__What you will do__. Give the data again exactly, without images.

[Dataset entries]
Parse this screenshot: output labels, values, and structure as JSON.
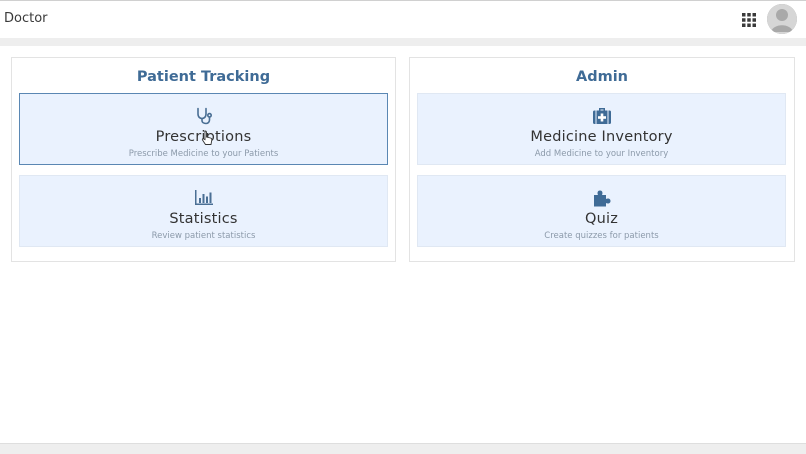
{
  "header": {
    "title": "Doctor",
    "apps_icon": "grid-apps-icon",
    "avatar_icon": "user-avatar-icon"
  },
  "colors": {
    "accent": "#3f6b96",
    "tile_bg": "#eaf2fe",
    "selected_border": "#5a87b3"
  },
  "panels": [
    {
      "title": "Patient Tracking",
      "tiles": [
        {
          "label": "Prescriptions",
          "sub": "Prescribe Medicine to your Patients",
          "icon": "stethoscope-icon",
          "selected": true
        },
        {
          "label": "Statistics",
          "sub": "Review patient statistics",
          "icon": "bar-chart-icon",
          "selected": false
        }
      ]
    },
    {
      "title": "Admin",
      "tiles": [
        {
          "label": "Medicine Inventory",
          "sub": "Add Medicine to your Inventory",
          "icon": "medical-kit-icon",
          "selected": false
        },
        {
          "label": "Quiz",
          "sub": "Create quizzes for patients",
          "icon": "puzzle-icon",
          "selected": false
        }
      ]
    }
  ]
}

__Solution__.
Parse this screenshot: output labels, values, and structure as JSON.
{
  "header": {
    "title": "Doctor",
    "apps_icon": "grid-apps-icon",
    "avatar_icon": "user-avatar-icon"
  },
  "colors": {
    "accent": "#3f6b96",
    "tile_bg": "#eaf2fe",
    "selected_border": "#5a87b3"
  },
  "panels": [
    {
      "title": "Patient Tracking",
      "tiles": [
        {
          "label": "Prescriptions",
          "sub": "Prescribe Medicine to your Patients",
          "icon": "stethoscope-icon",
          "selected": true
        },
        {
          "label": "Statistics",
          "sub": "Review patient statistics",
          "icon": "bar-chart-icon",
          "selected": false
        }
      ]
    },
    {
      "title": "Admin",
      "tiles": [
        {
          "label": "Medicine Inventory",
          "sub": "Add Medicine to your Inventory",
          "icon": "medical-kit-icon",
          "selected": false
        },
        {
          "label": "Quiz",
          "sub": "Create quizzes for patients",
          "icon": "puzzle-icon",
          "selected": false
        }
      ]
    }
  ]
}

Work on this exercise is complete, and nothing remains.